**SHORT EXERCISE**
Find and copy lines holding "icon".

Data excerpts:
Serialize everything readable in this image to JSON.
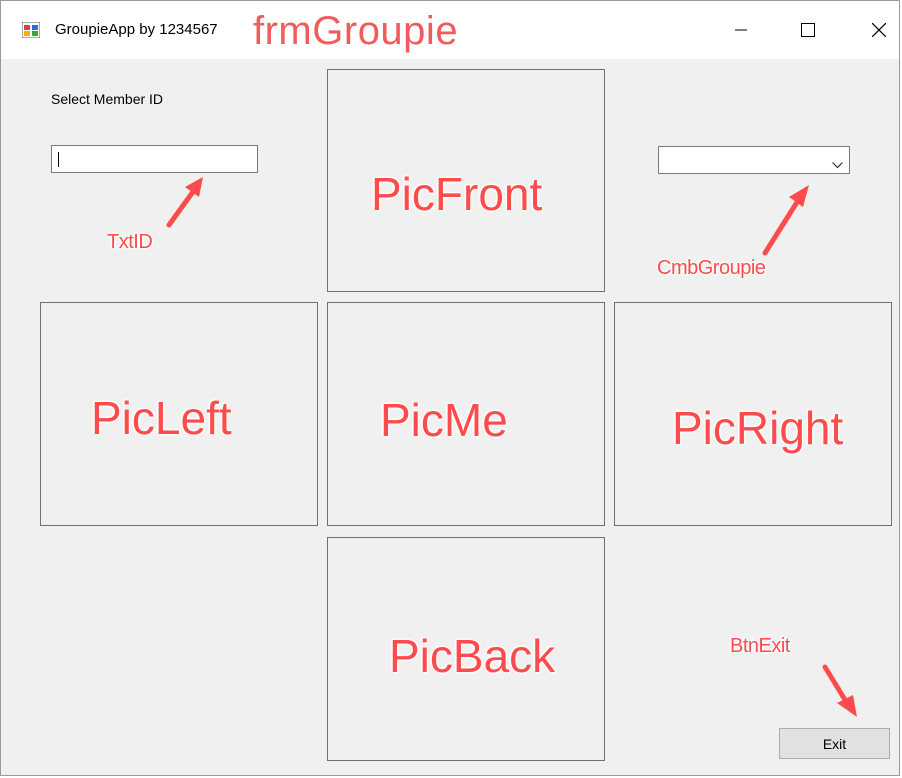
{
  "window": {
    "title": "GroupieApp by 1234567",
    "annotation": "frmGroupie",
    "controls": {
      "minimize": "minimize-icon",
      "maximize": "maximize-icon",
      "close": "close-icon"
    }
  },
  "form": {
    "select_label": "Select Member ID",
    "txt_id_value": "",
    "combo_selected": "",
    "exit_label": "Exit"
  },
  "annotations": {
    "txtid": "TxtID",
    "cmbgroupie": "CmbGroupie",
    "picfront": "PicFront",
    "picleft": "PicLeft",
    "picme": "PicMe",
    "picright": "PicRight",
    "picback": "PicBack",
    "btnexit": "BtnExit"
  },
  "colors": {
    "annotation": "#ff4b4b",
    "form_bg": "#f0f0f0",
    "button_bg": "#e1e1e1"
  }
}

**EXERCISE OUTPUT**
      "minimize": "minimize-icon",
      "maximize": "maximize-icon",
      "close": "close-icon"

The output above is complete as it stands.